What the task requires →
Where a line of the material contains the string "SHAP", copy that line.

Extracted data →
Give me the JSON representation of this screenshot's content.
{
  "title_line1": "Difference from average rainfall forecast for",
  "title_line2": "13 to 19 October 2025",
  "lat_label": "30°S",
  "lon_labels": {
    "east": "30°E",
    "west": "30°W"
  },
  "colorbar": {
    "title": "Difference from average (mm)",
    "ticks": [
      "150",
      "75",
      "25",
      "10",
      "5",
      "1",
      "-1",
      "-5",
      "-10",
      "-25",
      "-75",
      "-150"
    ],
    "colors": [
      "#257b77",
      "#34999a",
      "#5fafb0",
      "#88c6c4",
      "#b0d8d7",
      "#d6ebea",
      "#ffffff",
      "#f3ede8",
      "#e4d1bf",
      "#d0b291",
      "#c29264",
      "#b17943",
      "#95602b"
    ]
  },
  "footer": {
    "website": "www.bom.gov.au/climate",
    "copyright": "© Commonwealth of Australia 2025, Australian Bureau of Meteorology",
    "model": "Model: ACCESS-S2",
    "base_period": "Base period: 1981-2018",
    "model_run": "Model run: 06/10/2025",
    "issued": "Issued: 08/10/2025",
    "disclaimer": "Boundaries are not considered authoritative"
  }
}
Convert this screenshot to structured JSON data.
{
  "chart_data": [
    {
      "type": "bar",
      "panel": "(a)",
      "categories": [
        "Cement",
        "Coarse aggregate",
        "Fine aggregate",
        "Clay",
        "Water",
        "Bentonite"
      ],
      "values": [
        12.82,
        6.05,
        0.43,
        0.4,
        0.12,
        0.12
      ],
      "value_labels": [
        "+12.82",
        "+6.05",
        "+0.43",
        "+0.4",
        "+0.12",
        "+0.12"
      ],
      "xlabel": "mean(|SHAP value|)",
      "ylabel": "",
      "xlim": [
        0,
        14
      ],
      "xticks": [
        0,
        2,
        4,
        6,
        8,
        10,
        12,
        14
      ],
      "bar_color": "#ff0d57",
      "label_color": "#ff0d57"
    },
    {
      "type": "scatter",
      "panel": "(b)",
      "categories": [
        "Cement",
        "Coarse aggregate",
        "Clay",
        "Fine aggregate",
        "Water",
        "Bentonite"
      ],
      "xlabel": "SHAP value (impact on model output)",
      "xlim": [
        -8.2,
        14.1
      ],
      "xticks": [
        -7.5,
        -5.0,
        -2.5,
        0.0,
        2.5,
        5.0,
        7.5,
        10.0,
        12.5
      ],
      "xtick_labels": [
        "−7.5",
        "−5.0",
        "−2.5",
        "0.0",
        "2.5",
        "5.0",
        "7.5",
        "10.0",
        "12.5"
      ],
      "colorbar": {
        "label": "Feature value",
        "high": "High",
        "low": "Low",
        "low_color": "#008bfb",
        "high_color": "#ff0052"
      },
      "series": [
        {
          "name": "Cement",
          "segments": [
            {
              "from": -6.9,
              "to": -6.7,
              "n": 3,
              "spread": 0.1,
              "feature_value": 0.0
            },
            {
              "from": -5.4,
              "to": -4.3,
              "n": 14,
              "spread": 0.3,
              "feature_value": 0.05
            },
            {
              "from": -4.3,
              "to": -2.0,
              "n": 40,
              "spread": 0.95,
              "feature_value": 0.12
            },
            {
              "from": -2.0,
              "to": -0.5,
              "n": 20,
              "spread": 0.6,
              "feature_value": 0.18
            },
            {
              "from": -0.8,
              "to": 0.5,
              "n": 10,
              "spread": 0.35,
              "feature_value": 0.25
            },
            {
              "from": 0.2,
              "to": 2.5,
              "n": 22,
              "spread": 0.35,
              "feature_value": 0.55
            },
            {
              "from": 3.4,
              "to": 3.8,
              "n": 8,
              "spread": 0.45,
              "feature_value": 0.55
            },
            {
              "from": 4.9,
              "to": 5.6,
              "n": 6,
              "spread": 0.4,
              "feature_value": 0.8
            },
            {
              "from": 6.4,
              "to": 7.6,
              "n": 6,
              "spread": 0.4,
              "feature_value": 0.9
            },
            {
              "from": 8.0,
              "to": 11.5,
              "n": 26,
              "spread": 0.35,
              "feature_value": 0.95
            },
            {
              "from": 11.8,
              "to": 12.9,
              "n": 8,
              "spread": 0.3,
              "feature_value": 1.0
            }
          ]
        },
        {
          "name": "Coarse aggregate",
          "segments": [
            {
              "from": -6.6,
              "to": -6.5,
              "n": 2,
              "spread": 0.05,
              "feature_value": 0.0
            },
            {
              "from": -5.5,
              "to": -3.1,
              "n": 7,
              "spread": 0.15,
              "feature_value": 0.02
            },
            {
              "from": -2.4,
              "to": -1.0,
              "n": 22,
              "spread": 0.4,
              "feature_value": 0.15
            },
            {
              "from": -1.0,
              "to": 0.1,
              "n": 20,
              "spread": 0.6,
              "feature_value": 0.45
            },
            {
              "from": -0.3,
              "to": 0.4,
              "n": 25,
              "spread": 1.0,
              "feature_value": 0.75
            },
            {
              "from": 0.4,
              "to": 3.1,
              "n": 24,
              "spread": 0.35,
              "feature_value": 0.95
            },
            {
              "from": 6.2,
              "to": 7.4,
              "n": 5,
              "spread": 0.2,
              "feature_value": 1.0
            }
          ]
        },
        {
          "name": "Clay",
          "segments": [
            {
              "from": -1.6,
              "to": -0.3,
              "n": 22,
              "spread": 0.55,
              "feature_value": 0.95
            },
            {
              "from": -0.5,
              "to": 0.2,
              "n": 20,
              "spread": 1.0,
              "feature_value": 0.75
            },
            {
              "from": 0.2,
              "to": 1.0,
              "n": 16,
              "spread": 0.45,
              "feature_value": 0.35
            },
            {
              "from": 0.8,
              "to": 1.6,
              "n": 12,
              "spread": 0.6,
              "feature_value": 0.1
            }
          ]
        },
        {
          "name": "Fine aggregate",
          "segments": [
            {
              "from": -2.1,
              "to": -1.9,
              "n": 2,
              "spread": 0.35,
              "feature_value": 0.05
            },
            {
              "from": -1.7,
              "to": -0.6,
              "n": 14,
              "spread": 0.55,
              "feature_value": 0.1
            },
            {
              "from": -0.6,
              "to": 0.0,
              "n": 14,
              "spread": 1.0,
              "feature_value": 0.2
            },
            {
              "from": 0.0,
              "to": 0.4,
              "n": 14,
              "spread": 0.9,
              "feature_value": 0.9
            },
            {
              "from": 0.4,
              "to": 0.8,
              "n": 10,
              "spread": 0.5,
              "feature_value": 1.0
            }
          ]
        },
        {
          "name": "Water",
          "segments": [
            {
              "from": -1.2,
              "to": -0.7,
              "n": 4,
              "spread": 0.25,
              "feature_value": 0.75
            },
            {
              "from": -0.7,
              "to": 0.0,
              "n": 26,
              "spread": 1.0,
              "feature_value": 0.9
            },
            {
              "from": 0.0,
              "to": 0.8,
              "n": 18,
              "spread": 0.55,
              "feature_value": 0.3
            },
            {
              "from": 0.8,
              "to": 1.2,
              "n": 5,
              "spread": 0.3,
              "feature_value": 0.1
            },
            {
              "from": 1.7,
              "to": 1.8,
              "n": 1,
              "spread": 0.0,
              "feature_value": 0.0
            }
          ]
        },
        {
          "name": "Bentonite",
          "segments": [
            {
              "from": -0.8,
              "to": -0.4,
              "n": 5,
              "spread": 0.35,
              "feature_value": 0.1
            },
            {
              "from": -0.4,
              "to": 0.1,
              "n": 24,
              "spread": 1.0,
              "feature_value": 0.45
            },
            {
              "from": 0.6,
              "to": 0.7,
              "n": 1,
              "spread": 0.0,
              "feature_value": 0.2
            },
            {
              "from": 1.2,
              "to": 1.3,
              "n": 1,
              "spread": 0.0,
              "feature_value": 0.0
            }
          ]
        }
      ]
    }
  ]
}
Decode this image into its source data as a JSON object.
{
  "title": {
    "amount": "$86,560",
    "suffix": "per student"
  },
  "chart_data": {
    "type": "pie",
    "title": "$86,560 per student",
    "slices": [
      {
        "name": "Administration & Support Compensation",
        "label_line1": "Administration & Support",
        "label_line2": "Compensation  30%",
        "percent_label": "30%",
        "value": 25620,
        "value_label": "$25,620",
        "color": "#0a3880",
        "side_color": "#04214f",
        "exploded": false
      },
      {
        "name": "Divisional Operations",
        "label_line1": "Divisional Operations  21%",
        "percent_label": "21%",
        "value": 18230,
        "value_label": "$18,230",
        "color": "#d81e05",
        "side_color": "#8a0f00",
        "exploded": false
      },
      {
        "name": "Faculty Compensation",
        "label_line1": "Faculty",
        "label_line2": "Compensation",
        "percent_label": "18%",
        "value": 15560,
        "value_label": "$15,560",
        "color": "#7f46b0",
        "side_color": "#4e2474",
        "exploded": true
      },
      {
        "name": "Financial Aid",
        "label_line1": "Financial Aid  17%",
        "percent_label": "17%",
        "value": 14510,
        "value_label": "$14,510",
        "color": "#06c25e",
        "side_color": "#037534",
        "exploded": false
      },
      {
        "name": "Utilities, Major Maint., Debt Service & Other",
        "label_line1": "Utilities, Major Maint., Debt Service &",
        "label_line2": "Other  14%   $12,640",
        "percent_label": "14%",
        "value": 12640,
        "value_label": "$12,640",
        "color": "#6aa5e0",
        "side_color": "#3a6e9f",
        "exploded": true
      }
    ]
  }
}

Correct response →
      "xlabel": "mean(|SHAP value|)",
      "xlabel": "SHAP value (impact on model output)",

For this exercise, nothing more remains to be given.